#### DATA FOR THE TASK

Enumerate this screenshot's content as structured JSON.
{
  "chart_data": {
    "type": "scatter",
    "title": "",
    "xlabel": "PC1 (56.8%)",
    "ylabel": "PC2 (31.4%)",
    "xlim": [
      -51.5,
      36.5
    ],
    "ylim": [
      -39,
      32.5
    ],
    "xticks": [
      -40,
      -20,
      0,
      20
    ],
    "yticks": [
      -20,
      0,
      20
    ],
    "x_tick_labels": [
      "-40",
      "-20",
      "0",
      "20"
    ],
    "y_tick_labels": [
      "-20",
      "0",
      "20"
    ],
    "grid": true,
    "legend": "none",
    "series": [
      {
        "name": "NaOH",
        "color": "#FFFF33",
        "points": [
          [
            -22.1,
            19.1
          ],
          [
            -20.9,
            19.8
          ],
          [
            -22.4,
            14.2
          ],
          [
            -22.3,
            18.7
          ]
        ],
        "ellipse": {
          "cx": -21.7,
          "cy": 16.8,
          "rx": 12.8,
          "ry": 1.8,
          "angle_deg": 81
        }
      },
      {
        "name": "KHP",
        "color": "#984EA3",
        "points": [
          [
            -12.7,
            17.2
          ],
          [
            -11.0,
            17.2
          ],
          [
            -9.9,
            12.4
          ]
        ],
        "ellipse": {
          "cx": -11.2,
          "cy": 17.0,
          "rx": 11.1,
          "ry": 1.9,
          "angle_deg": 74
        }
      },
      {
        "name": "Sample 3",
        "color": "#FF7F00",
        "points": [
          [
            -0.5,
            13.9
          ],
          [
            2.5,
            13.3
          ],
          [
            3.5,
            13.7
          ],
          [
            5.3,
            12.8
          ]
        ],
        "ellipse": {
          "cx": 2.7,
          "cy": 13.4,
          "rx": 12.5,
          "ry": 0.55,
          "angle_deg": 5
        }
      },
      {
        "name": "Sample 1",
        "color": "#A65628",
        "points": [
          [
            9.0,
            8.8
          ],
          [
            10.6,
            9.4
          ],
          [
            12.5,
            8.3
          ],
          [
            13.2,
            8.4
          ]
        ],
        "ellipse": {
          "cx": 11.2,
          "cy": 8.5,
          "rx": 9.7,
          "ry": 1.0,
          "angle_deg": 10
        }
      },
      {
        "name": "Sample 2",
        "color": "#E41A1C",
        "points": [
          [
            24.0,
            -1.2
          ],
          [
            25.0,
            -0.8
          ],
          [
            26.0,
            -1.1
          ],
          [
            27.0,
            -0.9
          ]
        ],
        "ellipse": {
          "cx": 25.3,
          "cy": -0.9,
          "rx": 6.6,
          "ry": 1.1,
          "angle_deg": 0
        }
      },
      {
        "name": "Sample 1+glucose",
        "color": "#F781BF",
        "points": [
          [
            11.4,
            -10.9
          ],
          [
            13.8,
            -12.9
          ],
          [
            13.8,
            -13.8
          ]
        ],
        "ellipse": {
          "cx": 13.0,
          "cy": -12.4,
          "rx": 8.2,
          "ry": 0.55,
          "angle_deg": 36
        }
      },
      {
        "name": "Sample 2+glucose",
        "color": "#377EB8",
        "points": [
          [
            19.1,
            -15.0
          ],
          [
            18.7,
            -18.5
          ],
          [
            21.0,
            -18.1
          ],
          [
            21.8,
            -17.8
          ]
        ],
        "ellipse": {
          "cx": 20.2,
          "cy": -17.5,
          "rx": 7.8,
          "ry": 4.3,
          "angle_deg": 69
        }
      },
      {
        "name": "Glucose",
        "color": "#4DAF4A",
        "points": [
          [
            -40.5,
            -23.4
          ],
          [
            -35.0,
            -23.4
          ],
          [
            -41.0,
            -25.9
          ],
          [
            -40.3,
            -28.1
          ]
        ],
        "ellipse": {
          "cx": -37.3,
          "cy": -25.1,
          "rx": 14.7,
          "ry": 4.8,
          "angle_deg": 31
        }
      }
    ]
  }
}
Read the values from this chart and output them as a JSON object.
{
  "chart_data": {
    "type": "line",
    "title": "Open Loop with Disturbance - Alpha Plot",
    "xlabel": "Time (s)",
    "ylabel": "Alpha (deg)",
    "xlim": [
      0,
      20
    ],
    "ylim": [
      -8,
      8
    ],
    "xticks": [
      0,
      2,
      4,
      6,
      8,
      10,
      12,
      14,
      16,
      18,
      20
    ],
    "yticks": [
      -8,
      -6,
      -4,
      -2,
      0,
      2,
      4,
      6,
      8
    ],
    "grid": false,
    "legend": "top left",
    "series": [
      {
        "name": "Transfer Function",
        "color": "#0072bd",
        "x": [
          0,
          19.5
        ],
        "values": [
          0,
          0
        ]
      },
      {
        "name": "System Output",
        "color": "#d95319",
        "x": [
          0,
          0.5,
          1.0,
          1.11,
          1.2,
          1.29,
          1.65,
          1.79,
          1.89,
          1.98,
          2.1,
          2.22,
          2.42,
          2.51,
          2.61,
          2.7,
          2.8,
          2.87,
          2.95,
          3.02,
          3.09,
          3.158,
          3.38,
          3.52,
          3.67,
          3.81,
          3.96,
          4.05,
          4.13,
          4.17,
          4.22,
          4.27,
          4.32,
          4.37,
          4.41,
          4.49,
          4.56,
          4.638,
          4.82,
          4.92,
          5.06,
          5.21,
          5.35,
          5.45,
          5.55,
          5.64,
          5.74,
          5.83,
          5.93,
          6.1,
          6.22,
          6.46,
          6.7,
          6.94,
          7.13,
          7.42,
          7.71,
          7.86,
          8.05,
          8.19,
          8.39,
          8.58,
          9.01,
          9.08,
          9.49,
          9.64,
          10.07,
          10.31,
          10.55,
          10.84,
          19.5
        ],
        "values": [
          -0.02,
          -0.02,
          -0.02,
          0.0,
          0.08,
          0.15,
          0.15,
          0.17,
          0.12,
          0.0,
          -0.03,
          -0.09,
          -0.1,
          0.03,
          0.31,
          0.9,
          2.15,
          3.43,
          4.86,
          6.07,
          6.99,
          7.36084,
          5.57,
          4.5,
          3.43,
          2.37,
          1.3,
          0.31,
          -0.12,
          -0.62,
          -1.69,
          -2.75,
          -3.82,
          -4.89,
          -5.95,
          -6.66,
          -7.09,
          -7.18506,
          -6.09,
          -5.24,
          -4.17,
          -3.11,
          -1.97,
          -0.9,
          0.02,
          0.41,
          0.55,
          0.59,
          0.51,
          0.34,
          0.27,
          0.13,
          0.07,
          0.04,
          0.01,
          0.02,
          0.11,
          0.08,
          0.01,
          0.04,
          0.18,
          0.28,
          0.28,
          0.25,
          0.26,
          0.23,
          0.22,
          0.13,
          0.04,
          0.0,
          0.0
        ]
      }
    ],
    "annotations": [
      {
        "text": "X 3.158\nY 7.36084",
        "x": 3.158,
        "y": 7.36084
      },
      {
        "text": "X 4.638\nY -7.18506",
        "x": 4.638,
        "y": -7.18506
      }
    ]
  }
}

########

WRITTEN TASK: Repeat all the entries exactly as given.

COMPLETE RESPONSE:
Enumerate this screenshot's content as structured JSON.
{
  "chart_data": {
    "type": "scatter",
    "title": "",
    "xlabel": "PC1 (56.8%)",
    "ylabel": "PC2 (31.4%)",
    "xlim": [
      -51.5,
      36.5
    ],
    "ylim": [
      -39,
      32.5
    ],
    "xticks": [
      -40,
      -20,
      0,
      20
    ],
    "yticks": [
      -20,
      0,
      20
    ],
    "x_tick_labels": [
      "-40",
      "-20",
      "0",
      "20"
    ],
    "y_tick_labels": [
      "-20",
      "0",
      "20"
    ],
    "grid": true,
    "legend": "none",
    "series": [
      {
        "name": "NaOH",
        "color": "#FFFF33",
        "points": [
          [
            -22.1,
            19.1
          ],
          [
            -20.9,
            19.8
          ],
          [
            -22.4,
            14.2
          ],
          [
            -22.3,
            18.7
          ]
        ],
        "ellipse": {
          "cx": -21.7,
          "cy": 16.8,
          "rx": 12.8,
          "ry": 1.8,
          "angle_deg": 81
        }
      },
      {
        "name": "KHP",
        "color": "#984EA3",
        "points": [
          [
            -12.7,
            17.2
          ],
          [
            -11.0,
            17.2
          ],
          [
            -9.9,
            12.4
          ]
        ],
        "ellipse": {
          "cx": -11.2,
          "cy": 17.0,
          "rx": 11.1,
          "ry": 1.9,
          "angle_deg": 74
        }
      },
      {
        "name": "Sample 3",
        "color": "#FF7F00",
        "points": [
          [
            -0.5,
            13.9
          ],
          [
            2.5,
            13.3
          ],
          [
            3.5,
            13.7
          ],
          [
            5.3,
            12.8
          ]
        ],
        "ellipse": {
          "cx": 2.7,
          "cy": 13.4,
          "rx": 12.5,
          "ry": 0.55,
          "angle_deg": 5
        }
      },
      {
        "name": "Sample 1",
        "color": "#A65628",
        "points": [
          [
            9.0,
            8.8
          ],
          [
            10.6,
            9.4
          ],
          [
            12.5,
            8.3
          ],
          [
            13.2,
            8.4
          ]
        ],
        "ellipse": {
          "cx": 11.2,
          "cy": 8.5,
          "rx": 9.7,
          "ry": 1.0,
          "angle_deg": 10
        }
      },
      {
        "name": "Sample 2",
        "color": "#E41A1C",
        "points": [
          [
            24.0,
            -1.2
          ],
          [
            25.0,
            -0.8
          ],
          [
            26.0,
            -1.1
          ],
          [
            27.0,
            -0.9
          ]
        ],
        "ellipse": {
          "cx": 25.3,
          "cy": -0.9,
          "rx": 6.6,
          "ry": 1.1,
          "angle_deg": 0
        }
      },
      {
        "name": "Sample 1+glucose",
        "color": "#F781BF",
        "points": [
          [
            11.4,
            -10.9
          ],
          [
            13.8,
            -12.9
          ],
          [
            13.8,
            -13.8
          ]
        ],
        "ellipse": {
          "cx": 13.0,
          "cy": -12.4,
          "rx": 8.2,
          "ry": 0.55,
          "angle_deg": 36
        }
      },
      {
        "name": "Sample 2+glucose",
        "color": "#377EB8",
        "points": [
          [
            19.1,
            -15.0
          ],
          [
            18.7,
            -18.5
          ],
          [
            21.0,
            -18.1
          ],
          [
            21.8,
            -17.8
          ]
        ],
        "ellipse": {
          "cx": 20.2,
          "cy": -17.5,
          "rx": 7.8,
          "ry": 4.3,
          "angle_deg": 69
        }
      },
      {
        "name": "Glucose",
        "color": "#4DAF4A",
        "points": [
          [
            -40.5,
            -23.4
          ],
          [
            -35.0,
            -23.4
          ],
          [
            -41.0,
            -25.9
          ],
          [
            -40.3,
            -28.1
          ]
        ],
        "ellipse": {
          "cx": -37.3,
          "cy": -25.1,
          "rx": 14.7,
          "ry": 4.8,
          "angle_deg": 31
        }
      }
    ]
  }
}
Read the values from this chart and output them as a JSON object.
{
  "chart_data": {
    "type": "line",
    "title": "Open Loop with Disturbance - Alpha Plot",
    "xlabel": "Time (s)",
    "ylabel": "Alpha (deg)",
    "xlim": [
      0,
      20
    ],
    "ylim": [
      -8,
      8
    ],
    "xticks": [
      0,
      2,
      4,
      6,
      8,
      10,
      12,
      14,
      16,
      18,
      20
    ],
    "yticks": [
      -8,
      -6,
      -4,
      -2,
      0,
      2,
      4,
      6,
      8
    ],
    "grid": false,
    "legend": "top left",
    "series": [
      {
        "name": "Transfer Function",
        "color": "#0072bd",
        "x": [
          0,
          19.5
        ],
        "values": [
          0,
          0
        ]
      },
      {
        "name": "System Output",
        "color": "#d95319",
        "x": [
          0,
          0.5,
          1.0,
          1.11,
          1.2,
          1.29,
          1.65,
          1.79,
          1.89,
          1.98,
          2.1,
          2.22,
          2.42,
          2.51,
          2.61,
          2.7,
          2.8,
          2.87,
          2.95,
          3.02,
          3.09,
          3.158,
          3.38,
          3.52,
          3.67,
          3.81,
          3.96,
          4.05,
          4.13,
          4.17,
          4.22,
          4.27,
          4.32,
          4.37,
          4.41,
          4.49,
          4.56,
          4.638,
          4.82,
          4.92,
          5.06,
          5.21,
          5.35,
          5.45,
          5.55,
          5.64,
          5.74,
          5.83,
          5.93,
          6.1,
          6.22,
          6.46,
          6.7,
          6.94,
          7.13,
          7.42,
          7.71,
          7.86,
          8.05,
          8.19,
          8.39,
          8.58,
          9.01,
          9.08,
          9.49,
          9.64,
          10.07,
          10.31,
          10.55,
          10.84,
          19.5
        ],
        "values": [
          -0.02,
          -0.02,
          -0.02,
          0.0,
          0.08,
          0.15,
          0.15,
          0.17,
          0.12,
          0.0,
          -0.03,
          -0.09,
          -0.1,
          0.03,
          0.31,
          0.9,
          2.15,
          3.43,
          4.86,
          6.07,
          6.99,
          7.36084,
          5.57,
          4.5,
          3.43,
          2.37,
          1.3,
          0.31,
          -0.12,
          -0.62,
          -1.69,
          -2.75,
          -3.82,
          -4.89,
          -5.95,
          -6.66,
          -7.09,
          -7.18506,
          -6.09,
          -5.24,
          -4.17,
          -3.11,
          -1.97,
          -0.9,
          0.02,
          0.41,
          0.55,
          0.59,
          0.51,
          0.34,
          0.27,
          0.13,
          0.07,
          0.04,
          0.01,
          0.02,
          0.11,
          0.08,
          0.01,
          0.04,
          0.18,
          0.28,
          0.28,
          0.25,
          0.26,
          0.23,
          0.22,
          0.13,
          0.04,
          0.0,
          0.0
        ]
      }
    ],
    "annotations": [
      {
        "text": "X 3.158\nY 7.36084",
        "x": 3.158,
        "y": 7.36084
      },
      {
        "text": "X 4.638\nY -7.18506",
        "x": 4.638,
        "y": -7.18506
      }
    ]
  }
}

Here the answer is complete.